WHAT NEEDS TO BE DONE: All of the entries need to be written out again, exactly as they are.

==== DATASET CONTENT

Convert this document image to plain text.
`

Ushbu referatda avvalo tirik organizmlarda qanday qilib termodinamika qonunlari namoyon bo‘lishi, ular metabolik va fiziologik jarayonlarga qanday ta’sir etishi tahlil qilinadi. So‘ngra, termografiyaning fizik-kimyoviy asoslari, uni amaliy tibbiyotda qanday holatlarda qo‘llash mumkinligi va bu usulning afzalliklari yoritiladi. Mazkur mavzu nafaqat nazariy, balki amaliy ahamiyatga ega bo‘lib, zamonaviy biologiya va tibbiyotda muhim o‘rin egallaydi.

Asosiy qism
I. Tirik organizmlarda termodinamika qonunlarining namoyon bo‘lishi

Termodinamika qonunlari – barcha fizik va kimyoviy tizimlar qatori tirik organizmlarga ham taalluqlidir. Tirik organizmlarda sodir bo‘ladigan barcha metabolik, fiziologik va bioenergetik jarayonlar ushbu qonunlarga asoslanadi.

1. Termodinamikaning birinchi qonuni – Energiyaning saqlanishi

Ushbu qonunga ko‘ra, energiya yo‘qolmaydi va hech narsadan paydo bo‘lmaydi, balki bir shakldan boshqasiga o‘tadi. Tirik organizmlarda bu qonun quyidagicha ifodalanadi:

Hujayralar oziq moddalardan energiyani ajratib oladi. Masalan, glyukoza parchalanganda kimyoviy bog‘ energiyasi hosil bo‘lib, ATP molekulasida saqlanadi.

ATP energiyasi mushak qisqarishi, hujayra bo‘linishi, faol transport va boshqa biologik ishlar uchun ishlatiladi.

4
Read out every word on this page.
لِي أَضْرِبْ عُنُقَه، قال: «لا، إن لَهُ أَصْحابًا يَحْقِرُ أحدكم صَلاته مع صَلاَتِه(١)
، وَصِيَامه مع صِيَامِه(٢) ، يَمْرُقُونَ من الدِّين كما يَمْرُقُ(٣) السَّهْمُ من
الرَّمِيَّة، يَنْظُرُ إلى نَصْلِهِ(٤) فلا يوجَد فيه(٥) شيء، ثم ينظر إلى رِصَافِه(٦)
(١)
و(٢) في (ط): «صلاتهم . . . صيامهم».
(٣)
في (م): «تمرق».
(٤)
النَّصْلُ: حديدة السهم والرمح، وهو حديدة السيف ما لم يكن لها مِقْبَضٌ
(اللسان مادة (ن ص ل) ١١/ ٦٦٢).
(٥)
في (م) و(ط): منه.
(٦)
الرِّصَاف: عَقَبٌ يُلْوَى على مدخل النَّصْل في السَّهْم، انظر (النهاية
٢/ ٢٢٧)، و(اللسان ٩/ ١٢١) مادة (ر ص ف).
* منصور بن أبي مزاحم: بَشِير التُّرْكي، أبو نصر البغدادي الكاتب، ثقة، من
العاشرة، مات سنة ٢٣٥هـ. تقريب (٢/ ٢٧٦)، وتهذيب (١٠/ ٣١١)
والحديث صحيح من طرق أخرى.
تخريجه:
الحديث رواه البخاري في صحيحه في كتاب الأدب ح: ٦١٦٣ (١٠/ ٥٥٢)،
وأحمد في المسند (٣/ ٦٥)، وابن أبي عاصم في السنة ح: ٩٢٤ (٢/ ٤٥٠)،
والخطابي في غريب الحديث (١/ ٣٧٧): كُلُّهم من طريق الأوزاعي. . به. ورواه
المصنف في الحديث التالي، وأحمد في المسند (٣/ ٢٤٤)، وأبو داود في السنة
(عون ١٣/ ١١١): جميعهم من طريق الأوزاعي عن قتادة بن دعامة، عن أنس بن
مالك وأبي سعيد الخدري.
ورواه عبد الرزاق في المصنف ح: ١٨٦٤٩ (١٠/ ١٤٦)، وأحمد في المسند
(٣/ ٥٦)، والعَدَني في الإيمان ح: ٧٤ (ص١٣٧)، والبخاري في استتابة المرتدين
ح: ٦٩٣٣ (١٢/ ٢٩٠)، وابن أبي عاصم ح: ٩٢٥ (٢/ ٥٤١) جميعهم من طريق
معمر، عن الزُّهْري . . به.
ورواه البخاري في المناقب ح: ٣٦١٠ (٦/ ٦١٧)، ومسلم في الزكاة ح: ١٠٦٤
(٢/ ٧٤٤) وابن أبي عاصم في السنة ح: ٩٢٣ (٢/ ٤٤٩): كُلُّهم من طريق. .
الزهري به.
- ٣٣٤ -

========

CORRECT ANSWER:
Convert this document image to plain text.
`

Ushbu referatda avvalo tirik organizmlarda qanday qilib termodinamika qonunlari namoyon bo‘lishi, ular metabolik va fiziologik jarayonlarga qanday ta’sir etishi tahlil qilinadi. So‘ngra, termografiyaning fizik-kimyoviy asoslari, uni amaliy tibbiyotda qanday holatlarda qo‘llash mumkinligi va bu usulning afzalliklari yoritiladi. Mazkur mavzu nafaqat nazariy, balki amaliy ahamiyatga ega bo‘lib, zamonaviy biologiya va tibbiyotda muhim o‘rin egallaydi.

Asosiy qism
I. Tirik organizmlarda termodinamika qonunlarining namoyon bo‘lishi

Termodinamika qonunlari – barcha fizik va kimyoviy tizimlar qatori tirik organizmlarga ham taalluqlidir. Tirik organizmlarda sodir bo‘ladigan barcha metabolik, fiziologik va bioenergetik jarayonlar ushbu qonunlarga asoslanadi.

1. Termodinamikaning birinchi qonuni – Energiyaning saqlanishi

Ushbu qonunga ko‘ra, energiya yo‘qolmaydi va hech narsadan paydo bo‘lmaydi, balki bir shakldan boshqasiga o‘tadi. Tirik organizmlarda bu qonun quyidagicha ifodalanadi:

Hujayralar oziq moddalardan energiyani ajratib oladi. Masalan, glyukoza parchalanganda kimyoviy bog‘ energiyasi hosil bo‘lib, ATP molekulasida saqlanadi.

ATP energiyasi mushak qisqarishi, hujayra bo‘linishi, faol transport va boshqa biologik ishlar uchun ishlatiladi.

4
Read out every word on this page.
لِي أَضْرِبْ عُنُقَه، قال: «لا، إن لَهُ أَصْحابًا يَحْقِرُ أحدكم صَلاته مع صَلاَتِه(١)
، وَصِيَامه مع صِيَامِه(٢) ، يَمْرُقُونَ من الدِّين كما يَمْرُقُ(٣) السَّهْمُ من
الرَّمِيَّة، يَنْظُرُ إلى نَصْلِهِ(٤) فلا يوجَد فيه(٥) شيء، ثم ينظر إلى رِصَافِه(٦)
(١)
و(٢) في (ط): «صلاتهم . . . صيامهم».
(٣)
في (م): «تمرق».
(٤)
النَّصْلُ: حديدة السهم والرمح، وهو حديدة السيف ما لم يكن لها مِقْبَضٌ
(اللسان مادة (ن ص ل) ١١/ ٦٦٢).
(٥)
في (م) و(ط): منه.
(٦)
الرِّصَاف: عَقَبٌ يُلْوَى على مدخل النَّصْل في السَّهْم، انظر (النهاية
٢/ ٢٢٧)، و(اللسان ٩/ ١٢١) مادة (ر ص ف).
* منصور بن أبي مزاحم: بَشِير التُّرْكي، أبو نصر البغدادي الكاتب، ثقة، من
العاشرة، مات سنة ٢٣٥هـ. تقريب (٢/ ٢٧٦)، وتهذيب (١٠/ ٣١١)
والحديث صحيح من طرق أخرى.
تخريجه:
الحديث رواه البخاري في صحيحه في كتاب الأدب ح: ٦١٦٣ (١٠/ ٥٥٢)،
وأحمد في المسند (٣/ ٦٥)، وابن أبي عاصم في السنة ح: ٩٢٤ (٢/ ٤٥٠)،
والخطابي في غريب الحديث (١/ ٣٧٧): كُلُّهم من طريق الأوزاعي. . به. ورواه
المصنف في الحديث التالي، وأحمد في المسند (٣/ ٢٤٤)، وأبو داود في السنة
(عون ١٣/ ١١١): جميعهم من طريق الأوزاعي عن قتادة بن دعامة، عن أنس بن
مالك وأبي سعيد الخدري.
ورواه عبد الرزاق في المصنف ح: ١٨٦٤٩ (١٠/ ١٤٦)، وأحمد في المسند
(٣/ ٥٦)، والعَدَني في الإيمان ح: ٧٤ (ص١٣٧)، والبخاري في استتابة المرتدين
ح: ٦٩٣٣ (١٢/ ٢٩٠)، وابن أبي عاصم ح: ٩٢٥ (٢/ ٥٤١) جميعهم من طريق
معمر، عن الزُّهْري . . به.
ورواه البخاري في المناقب ح: ٣٦١٠ (٦/ ٦١٧)، ومسلم في الزكاة ح: ١٠٦٤
(٢/ ٧٤٤) وابن أبي عاصم في السنة ح: ٩٢٣ (٢/ ٤٤٩): كُلُّهم من طريق. .
الزهري به.
- ٣٣٤ -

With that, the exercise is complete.